Requirements:
Reproduce the entries word for word, and omit any picture you find in them.
========================================
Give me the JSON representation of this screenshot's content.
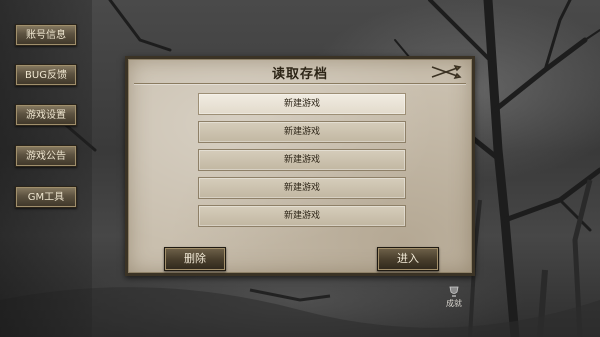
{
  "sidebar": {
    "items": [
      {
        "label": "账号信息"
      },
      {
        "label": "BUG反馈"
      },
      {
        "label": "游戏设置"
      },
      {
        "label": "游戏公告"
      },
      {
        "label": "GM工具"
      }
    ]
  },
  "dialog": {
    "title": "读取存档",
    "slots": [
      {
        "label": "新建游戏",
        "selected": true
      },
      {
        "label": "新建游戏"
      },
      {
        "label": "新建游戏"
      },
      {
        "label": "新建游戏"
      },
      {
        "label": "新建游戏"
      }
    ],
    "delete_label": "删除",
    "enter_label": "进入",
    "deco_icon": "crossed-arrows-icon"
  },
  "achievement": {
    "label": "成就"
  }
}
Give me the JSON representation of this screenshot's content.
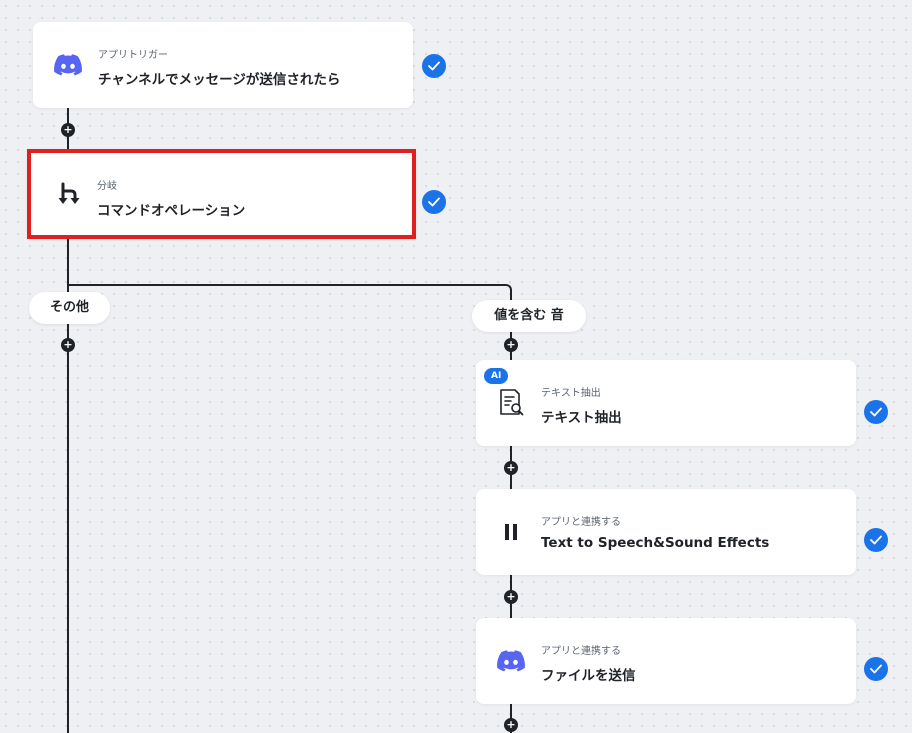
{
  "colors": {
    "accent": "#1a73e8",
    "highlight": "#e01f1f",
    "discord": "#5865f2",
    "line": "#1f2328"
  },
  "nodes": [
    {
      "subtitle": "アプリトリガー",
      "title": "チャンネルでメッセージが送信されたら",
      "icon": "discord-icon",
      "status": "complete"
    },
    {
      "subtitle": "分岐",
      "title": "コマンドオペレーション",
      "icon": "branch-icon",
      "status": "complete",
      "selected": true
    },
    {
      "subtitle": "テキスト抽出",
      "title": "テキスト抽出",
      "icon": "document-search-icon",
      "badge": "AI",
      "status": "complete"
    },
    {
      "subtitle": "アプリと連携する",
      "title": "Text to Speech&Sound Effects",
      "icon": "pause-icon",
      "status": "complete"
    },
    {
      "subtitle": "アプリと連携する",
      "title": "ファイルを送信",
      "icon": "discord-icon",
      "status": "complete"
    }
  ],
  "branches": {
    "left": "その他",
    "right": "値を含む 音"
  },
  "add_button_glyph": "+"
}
========================================
Problem solution:
Give me the JSON representation of this screenshot's content.
{
  "sidebar": {
    "items": [
      {
        "label": "账号信息"
      },
      {
        "label": "BUG反馈"
      },
      {
        "label": "游戏设置"
      },
      {
        "label": "游戏公告"
      },
      {
        "label": "GM工具"
      }
    ]
  },
  "dialog": {
    "title": "读取存档",
    "slots": [
      {
        "label": "新建游戏",
        "selected": true
      },
      {
        "label": "新建游戏"
      },
      {
        "label": "新建游戏"
      },
      {
        "label": "新建游戏"
      },
      {
        "label": "新建游戏"
      }
    ],
    "delete_label": "删除",
    "enter_label": "进入",
    "deco_icon": "crossed-arrows-icon"
  },
  "achievement": {
    "label": "成就"
  }
}
Give me the JSON representation of this screenshot's content.
{
  "colors": {
    "accent": "#1a73e8",
    "highlight": "#e01f1f",
    "discord": "#5865f2",
    "line": "#1f2328"
  },
  "nodes": [
    {
      "subtitle": "アプリトリガー",
      "title": "チャンネルでメッセージが送信されたら",
      "icon": "discord-icon",
      "status": "complete"
    },
    {
      "subtitle": "分岐",
      "title": "コマンドオペレーション",
      "icon": "branch-icon",
      "status": "complete",
      "selected": true
    },
    {
      "subtitle": "テキスト抽出",
      "title": "テキスト抽出",
      "icon": "document-search-icon",
      "badge": "AI",
      "status": "complete"
    },
    {
      "subtitle": "アプリと連携する",
      "title": "Text to Speech&Sound Effects",
      "icon": "pause-icon",
      "status": "complete"
    },
    {
      "subtitle": "アプリと連携する",
      "title": "ファイルを送信",
      "icon": "discord-icon",
      "status": "complete"
    }
  ],
  "branches": {
    "left": "その他",
    "right": "値を含む 音"
  },
  "add_button_glyph": "+"
}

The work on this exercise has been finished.